What you have to do: Please retype the data in full and exactly; the pictures are not part of the copy.

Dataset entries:
__________________________________________________

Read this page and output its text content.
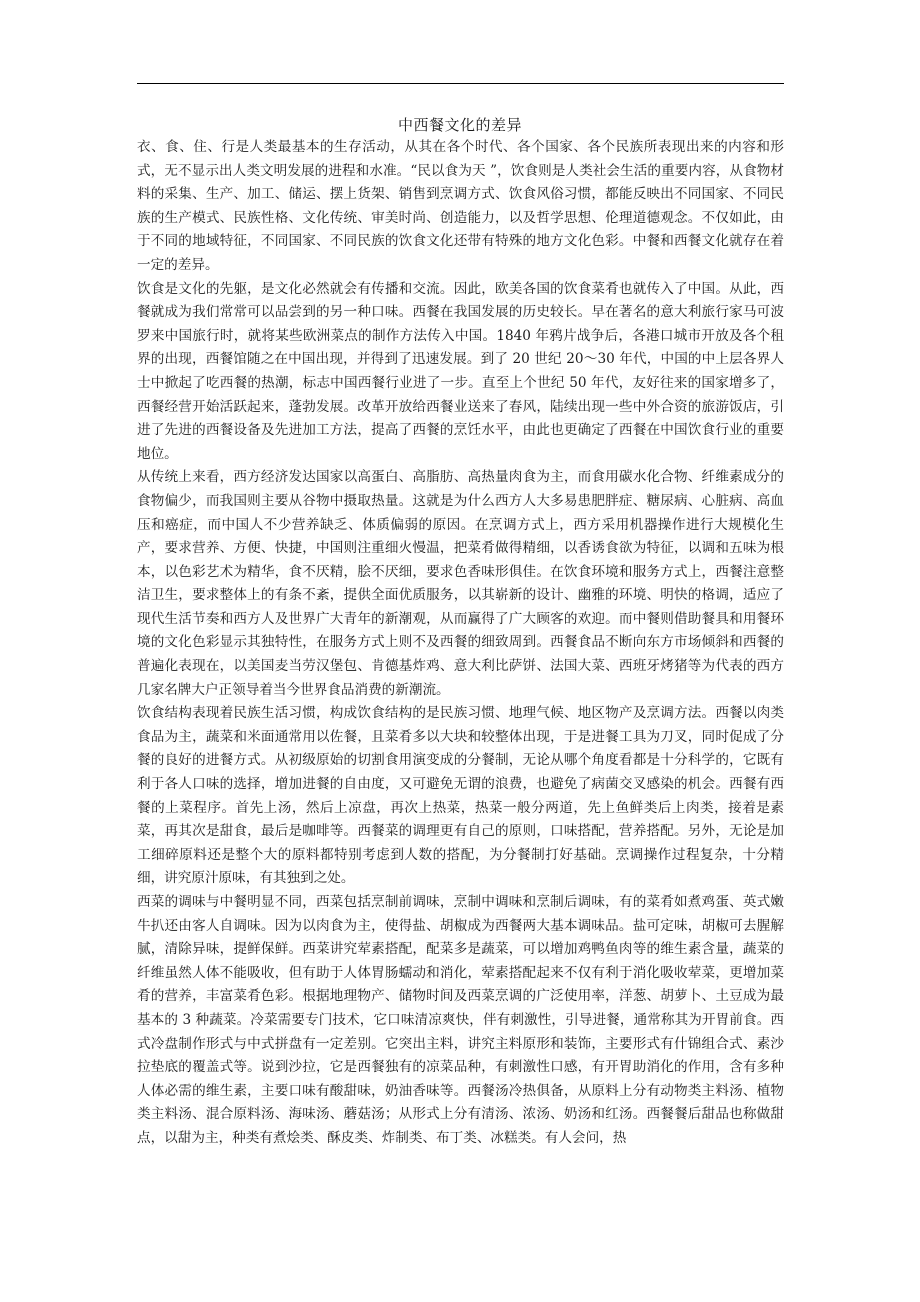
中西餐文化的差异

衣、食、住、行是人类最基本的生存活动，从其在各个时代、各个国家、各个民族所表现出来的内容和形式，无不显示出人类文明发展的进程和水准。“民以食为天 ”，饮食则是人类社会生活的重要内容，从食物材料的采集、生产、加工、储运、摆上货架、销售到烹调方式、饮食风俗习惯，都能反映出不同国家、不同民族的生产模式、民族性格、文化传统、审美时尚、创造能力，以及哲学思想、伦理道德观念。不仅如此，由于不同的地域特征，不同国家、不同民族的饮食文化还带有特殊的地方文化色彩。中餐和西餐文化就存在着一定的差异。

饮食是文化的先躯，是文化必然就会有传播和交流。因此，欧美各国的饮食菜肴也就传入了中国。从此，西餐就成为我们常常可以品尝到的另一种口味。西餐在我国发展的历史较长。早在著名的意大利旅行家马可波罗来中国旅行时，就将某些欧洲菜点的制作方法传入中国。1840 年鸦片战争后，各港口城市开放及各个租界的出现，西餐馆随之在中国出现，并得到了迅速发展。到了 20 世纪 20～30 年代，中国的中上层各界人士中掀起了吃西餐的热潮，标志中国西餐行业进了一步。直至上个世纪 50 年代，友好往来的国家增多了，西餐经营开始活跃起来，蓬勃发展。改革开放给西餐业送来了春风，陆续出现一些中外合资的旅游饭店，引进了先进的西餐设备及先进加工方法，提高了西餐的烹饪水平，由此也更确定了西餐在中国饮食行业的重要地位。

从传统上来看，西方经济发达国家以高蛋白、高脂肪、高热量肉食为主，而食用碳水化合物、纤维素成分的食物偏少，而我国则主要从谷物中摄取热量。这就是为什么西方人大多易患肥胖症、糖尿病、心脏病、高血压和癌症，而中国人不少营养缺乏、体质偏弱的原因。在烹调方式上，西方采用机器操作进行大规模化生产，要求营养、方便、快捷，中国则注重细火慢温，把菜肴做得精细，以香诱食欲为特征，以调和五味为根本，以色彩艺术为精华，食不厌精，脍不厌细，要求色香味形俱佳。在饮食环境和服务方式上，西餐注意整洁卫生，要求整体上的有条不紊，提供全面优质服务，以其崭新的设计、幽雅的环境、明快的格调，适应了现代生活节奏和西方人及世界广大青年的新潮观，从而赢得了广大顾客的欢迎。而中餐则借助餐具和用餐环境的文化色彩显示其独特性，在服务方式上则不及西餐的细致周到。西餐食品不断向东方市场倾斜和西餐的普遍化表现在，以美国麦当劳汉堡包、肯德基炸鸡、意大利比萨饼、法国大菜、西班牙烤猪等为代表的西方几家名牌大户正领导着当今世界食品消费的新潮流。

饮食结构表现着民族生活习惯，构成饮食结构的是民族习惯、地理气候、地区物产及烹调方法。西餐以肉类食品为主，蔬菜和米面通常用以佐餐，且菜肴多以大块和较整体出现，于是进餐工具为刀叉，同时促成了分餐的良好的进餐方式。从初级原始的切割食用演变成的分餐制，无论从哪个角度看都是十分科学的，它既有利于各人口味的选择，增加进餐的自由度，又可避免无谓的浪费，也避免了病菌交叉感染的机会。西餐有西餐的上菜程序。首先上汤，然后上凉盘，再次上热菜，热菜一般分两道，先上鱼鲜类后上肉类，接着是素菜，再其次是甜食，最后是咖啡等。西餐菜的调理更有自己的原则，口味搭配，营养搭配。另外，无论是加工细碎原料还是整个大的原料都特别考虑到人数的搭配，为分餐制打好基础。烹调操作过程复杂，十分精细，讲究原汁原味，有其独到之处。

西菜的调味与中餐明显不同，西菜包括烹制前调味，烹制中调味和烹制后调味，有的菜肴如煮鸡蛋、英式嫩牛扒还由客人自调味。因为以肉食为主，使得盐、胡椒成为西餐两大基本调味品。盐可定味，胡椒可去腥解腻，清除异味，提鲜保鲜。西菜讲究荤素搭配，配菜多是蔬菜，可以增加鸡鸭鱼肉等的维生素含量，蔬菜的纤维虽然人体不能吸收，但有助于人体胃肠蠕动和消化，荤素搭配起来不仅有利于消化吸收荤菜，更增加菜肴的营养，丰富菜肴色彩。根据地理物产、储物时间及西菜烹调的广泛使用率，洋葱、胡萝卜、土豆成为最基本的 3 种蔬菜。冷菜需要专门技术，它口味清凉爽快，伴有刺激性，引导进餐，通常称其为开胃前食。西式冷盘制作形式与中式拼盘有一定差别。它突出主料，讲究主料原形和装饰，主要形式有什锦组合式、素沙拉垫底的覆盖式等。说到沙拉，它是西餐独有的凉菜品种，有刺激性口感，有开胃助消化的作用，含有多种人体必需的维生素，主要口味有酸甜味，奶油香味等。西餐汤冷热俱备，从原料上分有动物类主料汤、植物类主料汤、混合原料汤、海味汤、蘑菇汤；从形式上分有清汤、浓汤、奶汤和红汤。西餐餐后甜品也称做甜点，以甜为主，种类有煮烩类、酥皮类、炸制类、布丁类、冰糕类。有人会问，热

__________________________________________________

Task response:
Read this page and output its text content.
中西餐文化的差异

衣、食、住、行是人类最基本的生存活动，从其在各个时代、各个国家、各个民族所表现出来的内容和形式，无不显示出人类文明发展的进程和水准。“民以食为天 ”，饮食则是人类社会生活的重要内容，从食物材料的采集、生产、加工、储运、摆上货架、销售到烹调方式、饮食风俗习惯，都能反映出不同国家、不同民族的生产模式、民族性格、文化传统、审美时尚、创造能力，以及哲学思想、伦理道德观念。不仅如此，由于不同的地域特征，不同国家、不同民族的饮食文化还带有特殊的地方文化色彩。中餐和西餐文化就存在着一定的差异。

饮食是文化的先躯，是文化必然就会有传播和交流。因此，欧美各国的饮食菜肴也就传入了中国。从此，西餐就成为我们常常可以品尝到的另一种口味。西餐在我国发展的历史较长。早在著名的意大利旅行家马可波罗来中国旅行时，就将某些欧洲菜点的制作方法传入中国。1840 年鸦片战争后，各港口城市开放及各个租界的出现，西餐馆随之在中国出现，并得到了迅速发展。到了 20 世纪 20～30 年代，中国的中上层各界人士中掀起了吃西餐的热潮，标志中国西餐行业进了一步。直至上个世纪 50 年代，友好往来的国家增多了，西餐经营开始活跃起来，蓬勃发展。改革开放给西餐业送来了春风，陆续出现一些中外合资的旅游饭店，引进了先进的西餐设备及先进加工方法，提高了西餐的烹饪水平，由此也更确定了西餐在中国饮食行业的重要地位。

从传统上来看，西方经济发达国家以高蛋白、高脂肪、高热量肉食为主，而食用碳水化合物、纤维素成分的食物偏少，而我国则主要从谷物中摄取热量。这就是为什么西方人大多易患肥胖症、糖尿病、心脏病、高血压和癌症，而中国人不少营养缺乏、体质偏弱的原因。在烹调方式上，西方采用机器操作进行大规模化生产，要求营养、方便、快捷，中国则注重细火慢温，把菜肴做得精细，以香诱食欲为特征，以调和五味为根本，以色彩艺术为精华，食不厌精，脍不厌细，要求色香味形俱佳。在饮食环境和服务方式上，西餐注意整洁卫生，要求整体上的有条不紊，提供全面优质服务，以其崭新的设计、幽雅的环境、明快的格调，适应了现代生活节奏和西方人及世界广大青年的新潮观，从而赢得了广大顾客的欢迎。而中餐则借助餐具和用餐环境的文化色彩显示其独特性，在服务方式上则不及西餐的细致周到。西餐食品不断向东方市场倾斜和西餐的普遍化表现在，以美国麦当劳汉堡包、肯德基炸鸡、意大利比萨饼、法国大菜、西班牙烤猪等为代表的西方几家名牌大户正领导着当今世界食品消费的新潮流。

饮食结构表现着民族生活习惯，构成饮食结构的是民族习惯、地理气候、地区物产及烹调方法。西餐以肉类食品为主，蔬菜和米面通常用以佐餐，且菜肴多以大块和较整体出现，于是进餐工具为刀叉，同时促成了分餐的良好的进餐方式。从初级原始的切割食用演变成的分餐制，无论从哪个角度看都是十分科学的，它既有利于各人口味的选择，增加进餐的自由度，又可避免无谓的浪费，也避免了病菌交叉感染的机会。西餐有西餐的上菜程序。首先上汤，然后上凉盘，再次上热菜，热菜一般分两道，先上鱼鲜类后上肉类，接着是素菜，再其次是甜食，最后是咖啡等。西餐菜的调理更有自己的原则，口味搭配，营养搭配。另外，无论是加工细碎原料还是整个大的原料都特别考虑到人数的搭配，为分餐制打好基础。烹调操作过程复杂，十分精细，讲究原汁原味，有其独到之处。

西菜的调味与中餐明显不同，西菜包括烹制前调味，烹制中调味和烹制后调味，有的菜肴如煮鸡蛋、英式嫩牛扒还由客人自调味。因为以肉食为主，使得盐、胡椒成为西餐两大基本调味品。盐可定味，胡椒可去腥解腻，清除异味，提鲜保鲜。西菜讲究荤素搭配，配菜多是蔬菜，可以增加鸡鸭鱼肉等的维生素含量，蔬菜的纤维虽然人体不能吸收，但有助于人体胃肠蠕动和消化，荤素搭配起来不仅有利于消化吸收荤菜，更增加菜肴的营养，丰富菜肴色彩。根据地理物产、储物时间及西菜烹调的广泛使用率，洋葱、胡萝卜、土豆成为最基本的 3 种蔬菜。冷菜需要专门技术，它口味清凉爽快，伴有刺激性，引导进餐，通常称其为开胃前食。西式冷盘制作形式与中式拼盘有一定差别。它突出主料，讲究主料原形和装饰，主要形式有什锦组合式、素沙拉垫底的覆盖式等。说到沙拉，它是西餐独有的凉菜品种，有刺激性口感，有开胃助消化的作用，含有多种人体必需的维生素，主要口味有酸甜味，奶油香味等。西餐汤冷热俱备，从原料上分有动物类主料汤、植物类主料汤、混合原料汤、海味汤、蘑菇汤；从形式上分有清汤、浓汤、奶汤和红汤。西餐餐后甜品也称做甜点，以甜为主，种类有煮烩类、酥皮类、炸制类、布丁类、冰糕类。有人会问，热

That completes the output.